## What is needed:
Below are records. Count every line containing the word "Setembro" and give the number alone.

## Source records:
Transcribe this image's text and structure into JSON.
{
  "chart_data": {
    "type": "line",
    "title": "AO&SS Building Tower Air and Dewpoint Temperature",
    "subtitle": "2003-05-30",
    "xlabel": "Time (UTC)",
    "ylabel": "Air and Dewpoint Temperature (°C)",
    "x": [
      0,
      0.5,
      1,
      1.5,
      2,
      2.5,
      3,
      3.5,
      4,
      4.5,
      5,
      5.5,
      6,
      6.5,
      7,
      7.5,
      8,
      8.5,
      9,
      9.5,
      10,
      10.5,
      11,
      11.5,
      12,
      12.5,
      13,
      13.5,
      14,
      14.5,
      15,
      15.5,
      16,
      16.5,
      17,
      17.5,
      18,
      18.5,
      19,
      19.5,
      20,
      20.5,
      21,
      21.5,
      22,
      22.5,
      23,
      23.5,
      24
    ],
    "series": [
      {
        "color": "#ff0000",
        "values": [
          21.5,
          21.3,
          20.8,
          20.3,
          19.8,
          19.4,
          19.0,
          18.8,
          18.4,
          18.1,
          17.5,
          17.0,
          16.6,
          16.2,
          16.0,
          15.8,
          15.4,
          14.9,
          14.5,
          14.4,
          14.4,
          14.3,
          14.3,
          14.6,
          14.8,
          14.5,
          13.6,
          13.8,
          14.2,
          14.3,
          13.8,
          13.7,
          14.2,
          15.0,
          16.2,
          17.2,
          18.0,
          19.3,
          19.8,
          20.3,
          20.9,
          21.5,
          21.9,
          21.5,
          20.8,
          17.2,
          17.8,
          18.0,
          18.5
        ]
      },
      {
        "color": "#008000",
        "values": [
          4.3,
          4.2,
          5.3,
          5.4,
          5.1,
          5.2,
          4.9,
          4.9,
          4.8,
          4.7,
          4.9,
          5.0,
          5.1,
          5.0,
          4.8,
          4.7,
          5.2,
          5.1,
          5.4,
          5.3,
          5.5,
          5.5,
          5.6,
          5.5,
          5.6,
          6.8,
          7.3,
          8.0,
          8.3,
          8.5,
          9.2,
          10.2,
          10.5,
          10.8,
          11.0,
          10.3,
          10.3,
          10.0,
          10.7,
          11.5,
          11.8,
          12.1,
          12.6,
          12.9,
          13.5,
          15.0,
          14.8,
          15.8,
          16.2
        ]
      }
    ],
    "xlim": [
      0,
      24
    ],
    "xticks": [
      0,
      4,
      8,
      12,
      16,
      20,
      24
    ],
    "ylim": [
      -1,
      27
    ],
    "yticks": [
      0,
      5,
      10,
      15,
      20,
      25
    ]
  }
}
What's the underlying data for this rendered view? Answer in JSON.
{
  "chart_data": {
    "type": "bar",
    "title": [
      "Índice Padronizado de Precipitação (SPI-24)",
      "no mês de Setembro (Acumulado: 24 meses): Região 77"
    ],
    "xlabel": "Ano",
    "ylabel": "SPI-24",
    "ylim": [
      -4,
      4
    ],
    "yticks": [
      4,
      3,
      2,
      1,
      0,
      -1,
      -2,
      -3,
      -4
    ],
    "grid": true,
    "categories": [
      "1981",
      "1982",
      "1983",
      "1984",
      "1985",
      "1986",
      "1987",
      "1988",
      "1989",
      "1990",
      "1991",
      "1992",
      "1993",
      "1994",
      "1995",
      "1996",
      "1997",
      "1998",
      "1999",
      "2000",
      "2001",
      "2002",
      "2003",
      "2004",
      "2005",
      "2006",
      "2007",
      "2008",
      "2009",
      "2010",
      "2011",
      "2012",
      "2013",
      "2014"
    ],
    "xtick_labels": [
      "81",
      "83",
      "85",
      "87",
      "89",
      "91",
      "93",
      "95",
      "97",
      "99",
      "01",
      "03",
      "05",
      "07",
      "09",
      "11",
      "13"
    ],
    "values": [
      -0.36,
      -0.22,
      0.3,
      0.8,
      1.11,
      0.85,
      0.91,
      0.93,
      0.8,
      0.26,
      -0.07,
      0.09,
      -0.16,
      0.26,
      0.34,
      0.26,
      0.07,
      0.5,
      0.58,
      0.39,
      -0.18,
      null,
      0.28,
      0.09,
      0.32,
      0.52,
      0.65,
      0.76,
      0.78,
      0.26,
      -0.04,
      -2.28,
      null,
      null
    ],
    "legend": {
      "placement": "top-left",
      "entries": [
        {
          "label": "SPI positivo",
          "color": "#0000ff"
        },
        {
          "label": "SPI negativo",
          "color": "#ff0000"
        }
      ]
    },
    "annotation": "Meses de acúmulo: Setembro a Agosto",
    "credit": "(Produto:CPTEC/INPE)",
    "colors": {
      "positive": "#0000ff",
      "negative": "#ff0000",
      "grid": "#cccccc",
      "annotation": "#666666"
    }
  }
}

## In response:
2